>> begin Extract to read

CGI galore, but lacks authencity“The Mummy: Tomb of the Dragon Emperor,” takes place in 1946. We find our archeologist hero (Brendan Fraser) and his adventure writer wife (Maria Bello) living a luxurious quiet life in the English countryside, retired from action and adventure.
Then their 21-year-old son (Luke Ford) goes to Shanghai without telling his parents and stumbles upon the tomb of Chinese emperor Qin Si Huang, bringing his evil spirit back. Naturally, his parents end up getting involved.
Tomb of the Dragon Emperor is actually the third installment of a series - “The Mummy” (1999) and “The Mummy Returns” (2001) - both of which I quite enjoyed years ago.
But this one’s really different from its predecessors.
It is directed by Rob Cohen, whereas the two earlier movies were directed and written by Stephen Sommers. It’s also set in China instead of Egypt.
Its production budget was also the biggest of the three. Considerable time and money has clearly been invested in the numerous action sequences.
We see impressively crafted CGI sorcery and warring ancient armies of Chinese mummies. There are even Yetis helping our heroes here - although aren’t they supposed to be living in Tibet or Nepal?
We also encounter a three-headed fire-breathing dragon, because the evil emperor turns out to be a shape-shifter.
But a big budget can only go so far. Despite its glorious computer effects, this film is not nearly as enjoyable as the first two movies. Even the CGI ultimately fails to rescue this film.

>> end Extract to read
>> begin Data

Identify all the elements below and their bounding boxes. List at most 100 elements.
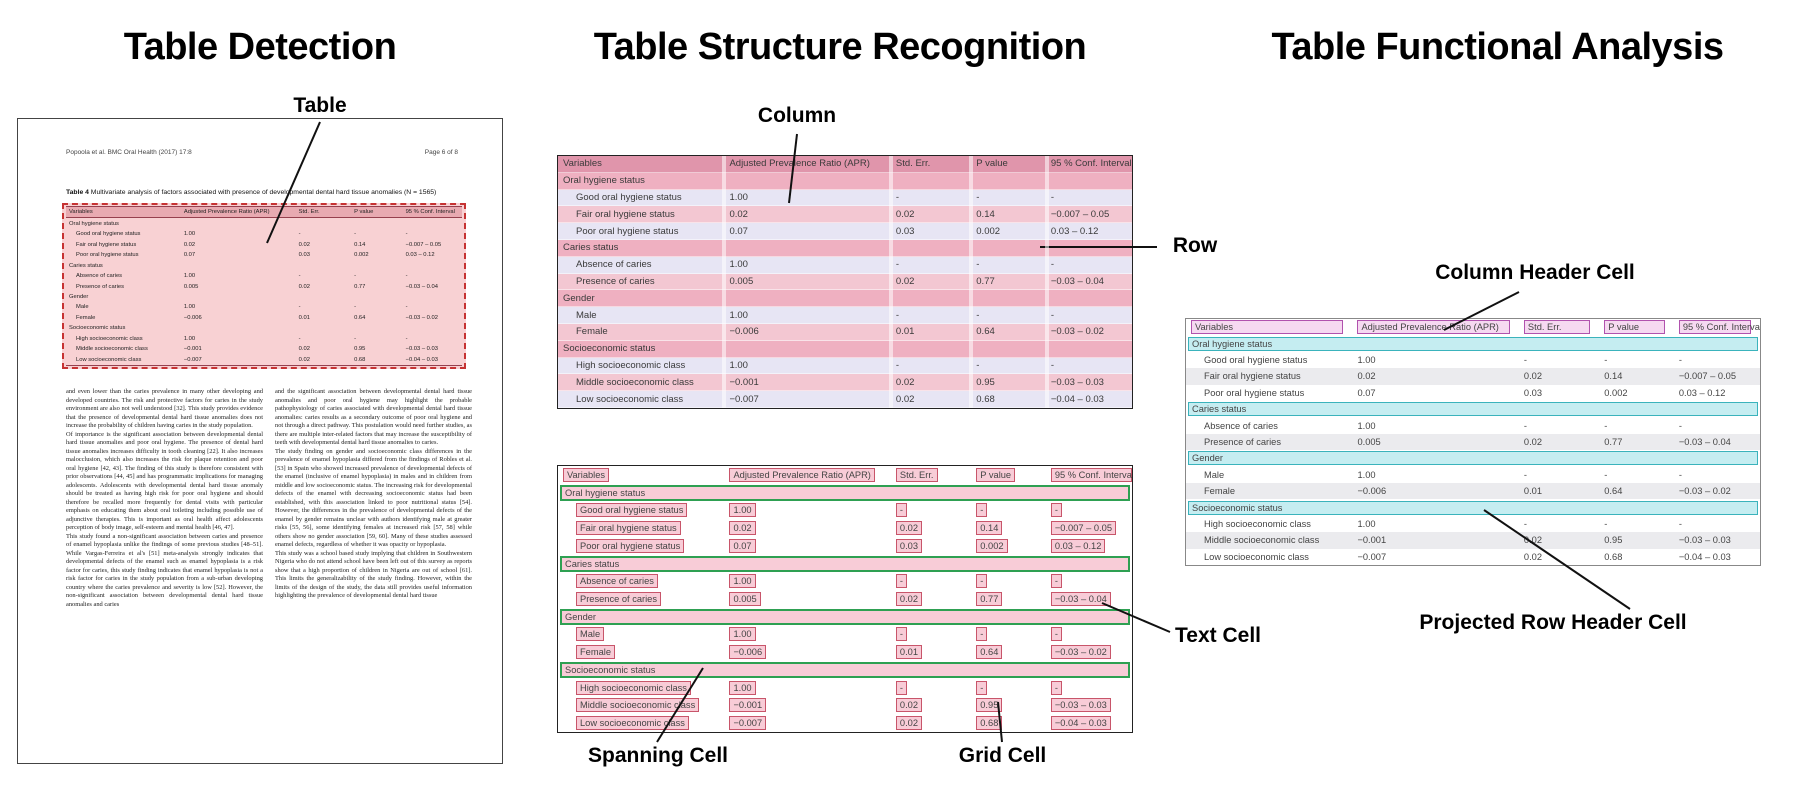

>> end Data

Short exercise A – According to the review, why does a three-headed fire-breathing dragon appear in the film?
Short exercise B – Pull out the passage of the review between "It is directed" and "numerous action sequences.", inclusive, copying it word for word.

Right answer A – The dragon appears because the evil emperor turns out to be a shape-shifter.

Right answer B –
It is directed by Rob Cohen, whereas the two earlier movies were directed and written by Stephen Sommers. It’s also set in China instead of Egypt.
Its production budget was also the biggest of the three. Considerable time and money has clearly been invested in the numerous action sequences.